■ AIM:
Produce a verbatim copy of the entries listed below.

■ MATERIALS PROVIDED:
★ ★ ★
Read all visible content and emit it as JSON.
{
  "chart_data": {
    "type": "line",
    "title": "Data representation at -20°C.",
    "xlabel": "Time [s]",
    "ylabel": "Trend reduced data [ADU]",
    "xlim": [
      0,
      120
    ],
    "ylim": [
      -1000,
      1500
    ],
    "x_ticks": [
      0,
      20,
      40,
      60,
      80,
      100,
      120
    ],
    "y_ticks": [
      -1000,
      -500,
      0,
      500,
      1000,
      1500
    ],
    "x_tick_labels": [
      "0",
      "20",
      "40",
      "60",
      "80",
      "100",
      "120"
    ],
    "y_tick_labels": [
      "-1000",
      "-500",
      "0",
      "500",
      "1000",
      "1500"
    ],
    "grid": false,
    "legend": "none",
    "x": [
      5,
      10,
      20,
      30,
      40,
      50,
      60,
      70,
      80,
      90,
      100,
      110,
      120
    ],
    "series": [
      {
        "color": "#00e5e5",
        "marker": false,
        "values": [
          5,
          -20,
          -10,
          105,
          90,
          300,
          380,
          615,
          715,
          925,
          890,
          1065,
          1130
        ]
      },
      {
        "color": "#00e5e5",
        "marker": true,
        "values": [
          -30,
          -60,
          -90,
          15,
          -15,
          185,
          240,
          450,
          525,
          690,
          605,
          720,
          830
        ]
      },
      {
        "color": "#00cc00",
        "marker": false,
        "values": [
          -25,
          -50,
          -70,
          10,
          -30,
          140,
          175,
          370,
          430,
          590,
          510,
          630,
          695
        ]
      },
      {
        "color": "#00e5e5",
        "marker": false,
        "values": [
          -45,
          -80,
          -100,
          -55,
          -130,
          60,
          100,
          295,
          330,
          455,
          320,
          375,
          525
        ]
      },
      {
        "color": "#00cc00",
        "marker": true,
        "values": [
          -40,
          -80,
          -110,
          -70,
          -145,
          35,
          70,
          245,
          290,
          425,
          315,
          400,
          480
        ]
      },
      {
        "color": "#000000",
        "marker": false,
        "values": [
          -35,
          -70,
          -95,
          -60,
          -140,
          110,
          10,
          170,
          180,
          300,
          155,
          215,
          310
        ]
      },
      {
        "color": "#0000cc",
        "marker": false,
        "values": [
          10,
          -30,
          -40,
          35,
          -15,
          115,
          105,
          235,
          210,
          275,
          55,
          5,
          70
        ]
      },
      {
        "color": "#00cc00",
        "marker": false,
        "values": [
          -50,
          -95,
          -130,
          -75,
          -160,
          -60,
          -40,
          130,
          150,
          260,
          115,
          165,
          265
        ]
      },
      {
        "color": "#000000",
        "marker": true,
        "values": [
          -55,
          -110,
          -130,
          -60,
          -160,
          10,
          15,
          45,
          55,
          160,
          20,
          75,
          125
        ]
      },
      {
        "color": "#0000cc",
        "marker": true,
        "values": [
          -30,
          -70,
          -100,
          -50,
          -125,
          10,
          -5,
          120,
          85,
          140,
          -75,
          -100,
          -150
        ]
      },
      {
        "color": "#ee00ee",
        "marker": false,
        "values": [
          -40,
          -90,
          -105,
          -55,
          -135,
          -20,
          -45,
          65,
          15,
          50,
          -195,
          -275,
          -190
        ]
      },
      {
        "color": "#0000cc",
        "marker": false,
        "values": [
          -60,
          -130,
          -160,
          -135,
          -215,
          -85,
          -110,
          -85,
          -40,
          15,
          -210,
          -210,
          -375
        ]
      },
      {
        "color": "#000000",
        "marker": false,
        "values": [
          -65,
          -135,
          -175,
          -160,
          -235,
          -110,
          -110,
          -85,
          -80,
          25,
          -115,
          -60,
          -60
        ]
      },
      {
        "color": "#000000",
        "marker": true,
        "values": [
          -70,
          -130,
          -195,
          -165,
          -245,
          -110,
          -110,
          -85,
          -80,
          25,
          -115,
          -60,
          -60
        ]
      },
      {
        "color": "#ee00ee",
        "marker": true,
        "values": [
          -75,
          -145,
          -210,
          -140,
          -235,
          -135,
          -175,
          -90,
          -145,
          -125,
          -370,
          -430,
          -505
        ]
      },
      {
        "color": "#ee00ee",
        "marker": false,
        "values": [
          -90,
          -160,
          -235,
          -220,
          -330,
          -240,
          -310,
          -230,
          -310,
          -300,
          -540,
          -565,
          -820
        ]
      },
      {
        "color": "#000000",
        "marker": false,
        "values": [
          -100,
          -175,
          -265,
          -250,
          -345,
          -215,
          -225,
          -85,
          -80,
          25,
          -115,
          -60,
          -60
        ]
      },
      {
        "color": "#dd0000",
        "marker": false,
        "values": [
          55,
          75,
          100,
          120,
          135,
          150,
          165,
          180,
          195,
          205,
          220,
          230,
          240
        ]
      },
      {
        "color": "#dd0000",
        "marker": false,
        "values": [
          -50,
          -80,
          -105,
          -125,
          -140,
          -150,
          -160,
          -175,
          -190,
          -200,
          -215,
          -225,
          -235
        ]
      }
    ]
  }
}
★ ★ ★
■ TASK SOLUTION:
Read all visible content and emit it as JSON.
{
  "chart_data": {
    "type": "line",
    "title": "Data representation at -20°C.",
    "xlabel": "Time [s]",
    "ylabel": "Trend reduced data [ADU]",
    "xlim": [
      0,
      120
    ],
    "ylim": [
      -1000,
      1500
    ],
    "x_ticks": [
      0,
      20,
      40,
      60,
      80,
      100,
      120
    ],
    "y_ticks": [
      -1000,
      -500,
      0,
      500,
      1000,
      1500
    ],
    "x_tick_labels": [
      "0",
      "20",
      "40",
      "60",
      "80",
      "100",
      "120"
    ],
    "y_tick_labels": [
      "-1000",
      "-500",
      "0",
      "500",
      "1000",
      "1500"
    ],
    "grid": false,
    "legend": "none",
    "x": [
      5,
      10,
      20,
      30,
      40,
      50,
      60,
      70,
      80,
      90,
      100,
      110,
      120
    ],
    "series": [
      {
        "color": "#00e5e5",
        "marker": false,
        "values": [
          5,
          -20,
          -10,
          105,
          90,
          300,
          380,
          615,
          715,
          925,
          890,
          1065,
          1130
        ]
      },
      {
        "color": "#00e5e5",
        "marker": true,
        "values": [
          -30,
          -60,
          -90,
          15,
          -15,
          185,
          240,
          450,
          525,
          690,
          605,
          720,
          830
        ]
      },
      {
        "color": "#00cc00",
        "marker": false,
        "values": [
          -25,
          -50,
          -70,
          10,
          -30,
          140,
          175,
          370,
          430,
          590,
          510,
          630,
          695
        ]
      },
      {
        "color": "#00e5e5",
        "marker": false,
        "values": [
          -45,
          -80,
          -100,
          -55,
          -130,
          60,
          100,
          295,
          330,
          455,
          320,
          375,
          525
        ]
      },
      {
        "color": "#00cc00",
        "marker": true,
        "values": [
          -40,
          -80,
          -110,
          -70,
          -145,
          35,
          70,
          245,
          290,
          425,
          315,
          400,
          480
        ]
      },
      {
        "color": "#000000",
        "marker": false,
        "values": [
          -35,
          -70,
          -95,
          -60,
          -140,
          110,
          10,
          170,
          180,
          300,
          155,
          215,
          310
        ]
      },
      {
        "color": "#0000cc",
        "marker": false,
        "values": [
          10,
          -30,
          -40,
          35,
          -15,
          115,
          105,
          235,
          210,
          275,
          55,
          5,
          70
        ]
      },
      {
        "color": "#00cc00",
        "marker": false,
        "values": [
          -50,
          -95,
          -130,
          -75,
          -160,
          -60,
          -40,
          130,
          150,
          260,
          115,
          165,
          265
        ]
      },
      {
        "color": "#000000",
        "marker": true,
        "values": [
          -55,
          -110,
          -130,
          -60,
          -160,
          10,
          15,
          45,
          55,
          160,
          20,
          75,
          125
        ]
      },
      {
        "color": "#0000cc",
        "marker": true,
        "values": [
          -30,
          -70,
          -100,
          -50,
          -125,
          10,
          -5,
          120,
          85,
          140,
          -75,
          -100,
          -150
        ]
      },
      {
        "color": "#ee00ee",
        "marker": false,
        "values": [
          -40,
          -90,
          -105,
          -55,
          -135,
          -20,
          -45,
          65,
          15,
          50,
          -195,
          -275,
          -190
        ]
      },
      {
        "color": "#0000cc",
        "marker": false,
        "values": [
          -60,
          -130,
          -160,
          -135,
          -215,
          -85,
          -110,
          -85,
          -40,
          15,
          -210,
          -210,
          -375
        ]
      },
      {
        "color": "#000000",
        "marker": false,
        "values": [
          -65,
          -135,
          -175,
          -160,
          -235,
          -110,
          -110,
          -85,
          -80,
          25,
          -115,
          -60,
          -60
        ]
      },
      {
        "color": "#000000",
        "marker": true,
        "values": [
          -70,
          -130,
          -195,
          -165,
          -245,
          -110,
          -110,
          -85,
          -80,
          25,
          -115,
          -60,
          -60
        ]
      },
      {
        "color": "#ee00ee",
        "marker": true,
        "values": [
          -75,
          -145,
          -210,
          -140,
          -235,
          -135,
          -175,
          -90,
          -145,
          -125,
          -370,
          -430,
          -505
        ]
      },
      {
        "color": "#ee00ee",
        "marker": false,
        "values": [
          -90,
          -160,
          -235,
          -220,
          -330,
          -240,
          -310,
          -230,
          -310,
          -300,
          -540,
          -565,
          -820
        ]
      },
      {
        "color": "#000000",
        "marker": false,
        "values": [
          -100,
          -175,
          -265,
          -250,
          -345,
          -215,
          -225,
          -85,
          -80,
          25,
          -115,
          -60,
          -60
        ]
      },
      {
        "color": "#dd0000",
        "marker": false,
        "values": [
          55,
          75,
          100,
          120,
          135,
          150,
          165,
          180,
          195,
          205,
          220,
          230,
          240
        ]
      },
      {
        "color": "#dd0000",
        "marker": false,
        "values": [
          -50,
          -80,
          -105,
          -125,
          -140,
          -150,
          -160,
          -175,
          -190,
          -200,
          -215,
          -225,
          -235
        ]
      }
    ]
  }
}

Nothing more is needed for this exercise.